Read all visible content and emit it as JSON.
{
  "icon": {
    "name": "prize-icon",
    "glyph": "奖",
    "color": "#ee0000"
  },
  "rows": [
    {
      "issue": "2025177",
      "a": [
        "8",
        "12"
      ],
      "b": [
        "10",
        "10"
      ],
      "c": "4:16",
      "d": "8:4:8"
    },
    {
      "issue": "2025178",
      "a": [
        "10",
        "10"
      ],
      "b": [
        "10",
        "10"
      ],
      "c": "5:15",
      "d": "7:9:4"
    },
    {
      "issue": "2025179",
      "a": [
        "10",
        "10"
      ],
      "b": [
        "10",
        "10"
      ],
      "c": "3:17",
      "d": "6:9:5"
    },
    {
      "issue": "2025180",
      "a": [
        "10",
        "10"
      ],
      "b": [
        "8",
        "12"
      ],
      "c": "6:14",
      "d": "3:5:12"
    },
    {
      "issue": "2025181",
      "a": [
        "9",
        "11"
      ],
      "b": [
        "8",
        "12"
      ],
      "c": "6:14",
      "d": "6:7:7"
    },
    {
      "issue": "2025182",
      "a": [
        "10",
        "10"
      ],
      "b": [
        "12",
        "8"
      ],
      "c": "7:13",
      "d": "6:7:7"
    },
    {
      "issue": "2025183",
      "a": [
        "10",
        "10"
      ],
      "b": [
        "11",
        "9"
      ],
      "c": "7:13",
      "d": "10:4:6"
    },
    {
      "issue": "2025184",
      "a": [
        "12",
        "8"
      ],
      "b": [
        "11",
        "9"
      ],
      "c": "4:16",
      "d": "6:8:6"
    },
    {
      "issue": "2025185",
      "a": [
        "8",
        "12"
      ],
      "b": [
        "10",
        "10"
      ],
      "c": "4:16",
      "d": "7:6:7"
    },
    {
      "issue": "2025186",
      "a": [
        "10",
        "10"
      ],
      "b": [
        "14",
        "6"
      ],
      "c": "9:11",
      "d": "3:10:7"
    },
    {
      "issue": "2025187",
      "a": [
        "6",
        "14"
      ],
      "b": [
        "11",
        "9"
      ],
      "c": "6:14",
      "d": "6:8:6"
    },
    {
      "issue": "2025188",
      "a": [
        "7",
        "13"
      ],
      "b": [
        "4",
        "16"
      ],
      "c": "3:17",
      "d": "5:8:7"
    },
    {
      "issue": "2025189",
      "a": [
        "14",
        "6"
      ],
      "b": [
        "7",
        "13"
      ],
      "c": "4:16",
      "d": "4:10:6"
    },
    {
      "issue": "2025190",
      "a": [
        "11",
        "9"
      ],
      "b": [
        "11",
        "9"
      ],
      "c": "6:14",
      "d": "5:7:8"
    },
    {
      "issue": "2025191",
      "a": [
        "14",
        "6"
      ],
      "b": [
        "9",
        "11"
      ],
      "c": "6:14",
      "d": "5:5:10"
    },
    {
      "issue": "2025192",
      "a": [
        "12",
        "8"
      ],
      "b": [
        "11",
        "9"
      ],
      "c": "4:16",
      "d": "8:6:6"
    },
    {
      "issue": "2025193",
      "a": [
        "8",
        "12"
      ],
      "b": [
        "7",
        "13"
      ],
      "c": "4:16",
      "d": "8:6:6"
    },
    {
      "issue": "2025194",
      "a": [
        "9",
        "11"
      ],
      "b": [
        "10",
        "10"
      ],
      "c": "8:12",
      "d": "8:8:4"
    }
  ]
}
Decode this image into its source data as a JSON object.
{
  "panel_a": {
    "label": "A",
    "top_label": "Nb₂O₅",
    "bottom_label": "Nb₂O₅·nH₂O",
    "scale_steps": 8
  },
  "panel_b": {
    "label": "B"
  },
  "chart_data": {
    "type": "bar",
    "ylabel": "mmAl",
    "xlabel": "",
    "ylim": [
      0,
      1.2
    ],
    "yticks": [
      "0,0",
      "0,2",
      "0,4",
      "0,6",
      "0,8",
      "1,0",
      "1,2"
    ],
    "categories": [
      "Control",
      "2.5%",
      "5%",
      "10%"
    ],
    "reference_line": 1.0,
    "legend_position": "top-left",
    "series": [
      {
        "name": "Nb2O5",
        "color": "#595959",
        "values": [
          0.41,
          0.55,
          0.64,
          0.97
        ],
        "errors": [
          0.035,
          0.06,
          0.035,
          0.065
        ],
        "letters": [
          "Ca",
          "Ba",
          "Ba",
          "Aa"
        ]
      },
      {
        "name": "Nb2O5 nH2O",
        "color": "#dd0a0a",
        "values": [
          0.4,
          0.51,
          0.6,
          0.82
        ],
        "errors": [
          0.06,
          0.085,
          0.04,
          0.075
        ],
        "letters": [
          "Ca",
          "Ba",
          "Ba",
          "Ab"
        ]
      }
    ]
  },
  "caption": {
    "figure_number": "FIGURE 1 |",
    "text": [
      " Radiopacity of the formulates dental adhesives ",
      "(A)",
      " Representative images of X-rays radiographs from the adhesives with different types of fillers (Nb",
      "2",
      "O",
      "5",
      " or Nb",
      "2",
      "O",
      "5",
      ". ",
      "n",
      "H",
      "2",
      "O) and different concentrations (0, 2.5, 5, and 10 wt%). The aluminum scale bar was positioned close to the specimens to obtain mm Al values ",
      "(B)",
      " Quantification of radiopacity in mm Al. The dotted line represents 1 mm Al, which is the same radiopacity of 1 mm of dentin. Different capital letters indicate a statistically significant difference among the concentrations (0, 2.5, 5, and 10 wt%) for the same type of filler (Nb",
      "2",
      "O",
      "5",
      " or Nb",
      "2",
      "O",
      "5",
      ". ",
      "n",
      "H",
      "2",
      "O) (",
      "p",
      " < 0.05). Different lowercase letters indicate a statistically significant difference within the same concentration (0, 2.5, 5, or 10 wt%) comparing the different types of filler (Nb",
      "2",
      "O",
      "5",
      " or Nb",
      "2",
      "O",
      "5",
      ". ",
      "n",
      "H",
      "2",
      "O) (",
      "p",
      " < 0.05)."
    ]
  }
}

───

Make an exact copy of all the data.

Read all visible content and emit it as JSON.
{
  "icon": {
    "name": "prize-icon",
    "glyph": "奖",
    "color": "#ee0000"
  },
  "rows": [
    {
      "issue": "2025177",
      "a": [
        "8",
        "12"
      ],
      "b": [
        "10",
        "10"
      ],
      "c": "4:16",
      "d": "8:4:8"
    },
    {
      "issue": "2025178",
      "a": [
        "10",
        "10"
      ],
      "b": [
        "10",
        "10"
      ],
      "c": "5:15",
      "d": "7:9:4"
    },
    {
      "issue": "2025179",
      "a": [
        "10",
        "10"
      ],
      "b": [
        "10",
        "10"
      ],
      "c": "3:17",
      "d": "6:9:5"
    },
    {
      "issue": "2025180",
      "a": [
        "10",
        "10"
      ],
      "b": [
        "8",
        "12"
      ],
      "c": "6:14",
      "d": "3:5:12"
    },
    {
      "issue": "2025181",
      "a": [
        "9",
        "11"
      ],
      "b": [
        "8",
        "12"
      ],
      "c": "6:14",
      "d": "6:7:7"
    },
    {
      "issue": "2025182",
      "a": [
        "10",
        "10"
      ],
      "b": [
        "12",
        "8"
      ],
      "c": "7:13",
      "d": "6:7:7"
    },
    {
      "issue": "2025183",
      "a": [
        "10",
        "10"
      ],
      "b": [
        "11",
        "9"
      ],
      "c": "7:13",
      "d": "10:4:6"
    },
    {
      "issue": "2025184",
      "a": [
        "12",
        "8"
      ],
      "b": [
        "11",
        "9"
      ],
      "c": "4:16",
      "d": "6:8:6"
    },
    {
      "issue": "2025185",
      "a": [
        "8",
        "12"
      ],
      "b": [
        "10",
        "10"
      ],
      "c": "4:16",
      "d": "7:6:7"
    },
    {
      "issue": "2025186",
      "a": [
        "10",
        "10"
      ],
      "b": [
        "14",
        "6"
      ],
      "c": "9:11",
      "d": "3:10:7"
    },
    {
      "issue": "2025187",
      "a": [
        "6",
        "14"
      ],
      "b": [
        "11",
        "9"
      ],
      "c": "6:14",
      "d": "6:8:6"
    },
    {
      "issue": "2025188",
      "a": [
        "7",
        "13"
      ],
      "b": [
        "4",
        "16"
      ],
      "c": "3:17",
      "d": "5:8:7"
    },
    {
      "issue": "2025189",
      "a": [
        "14",
        "6"
      ],
      "b": [
        "7",
        "13"
      ],
      "c": "4:16",
      "d": "4:10:6"
    },
    {
      "issue": "2025190",
      "a": [
        "11",
        "9"
      ],
      "b": [
        "11",
        "9"
      ],
      "c": "6:14",
      "d": "5:7:8"
    },
    {
      "issue": "2025191",
      "a": [
        "14",
        "6"
      ],
      "b": [
        "9",
        "11"
      ],
      "c": "6:14",
      "d": "5:5:10"
    },
    {
      "issue": "2025192",
      "a": [
        "12",
        "8"
      ],
      "b": [
        "11",
        "9"
      ],
      "c": "4:16",
      "d": "8:6:6"
    },
    {
      "issue": "2025193",
      "a": [
        "8",
        "12"
      ],
      "b": [
        "7",
        "13"
      ],
      "c": "4:16",
      "d": "8:6:6"
    },
    {
      "issue": "2025194",
      "a": [
        "9",
        "11"
      ],
      "b": [
        "10",
        "10"
      ],
      "c": "8:12",
      "d": "8:8:4"
    }
  ]
}
Decode this image into its source data as a JSON object.
{
  "panel_a": {
    "label": "A",
    "top_label": "Nb₂O₅",
    "bottom_label": "Nb₂O₅·nH₂O",
    "scale_steps": 8
  },
  "panel_b": {
    "label": "B"
  },
  "chart_data": {
    "type": "bar",
    "ylabel": "mmAl",
    "xlabel": "",
    "ylim": [
      0,
      1.2
    ],
    "yticks": [
      "0,0",
      "0,2",
      "0,4",
      "0,6",
      "0,8",
      "1,0",
      "1,2"
    ],
    "categories": [
      "Control",
      "2.5%",
      "5%",
      "10%"
    ],
    "reference_line": 1.0,
    "legend_position": "top-left",
    "series": [
      {
        "name": "Nb2O5",
        "color": "#595959",
        "values": [
          0.41,
          0.55,
          0.64,
          0.97
        ],
        "errors": [
          0.035,
          0.06,
          0.035,
          0.065
        ],
        "letters": [
          "Ca",
          "Ba",
          "Ba",
          "Aa"
        ]
      },
      {
        "name": "Nb2O5 nH2O",
        "color": "#dd0a0a",
        "values": [
          0.4,
          0.51,
          0.6,
          0.82
        ],
        "errors": [
          0.06,
          0.085,
          0.04,
          0.075
        ],
        "letters": [
          "Ca",
          "Ba",
          "Ba",
          "Ab"
        ]
      }
    ]
  },
  "caption": {
    "figure_number": "FIGURE 1 |",
    "text": [
      " Radiopacity of the formulates dental adhesives ",
      "(A)",
      " Representative images of X-rays radiographs from the adhesives with different types of fillers (Nb",
      "2",
      "O",
      "5",
      " or Nb",
      "2",
      "O",
      "5",
      ". ",
      "n",
      "H",
      "2",
      "O) and different concentrations (0, 2.5, 5, and 10 wt%). The aluminum scale bar was positioned close to the specimens to obtain mm Al values ",
      "(B)",
      " Quantification of radiopacity in mm Al. The dotted line represents 1 mm Al, which is the same radiopacity of 1 mm of dentin. Different capital letters indicate a statistically significant difference among the concentrations (0, 2.5, 5, and 10 wt%) for the same type of filler (Nb",
      "2",
      "O",
      "5",
      " or Nb",
      "2",
      "O",
      "5",
      ". ",
      "n",
      "H",
      "2",
      "O) (",
      "p",
      " < 0.05). Different lowercase letters indicate a statistically significant difference within the same concentration (0, 2.5, 5, or 10 wt%) comparing the different types of filler (Nb",
      "2",
      "O",
      "5",
      " or Nb",
      "2",
      "O",
      "5",
      ". ",
      "n",
      "H",
      "2",
      "O) (",
      "p",
      " < 0.05)."
    ]
  }
}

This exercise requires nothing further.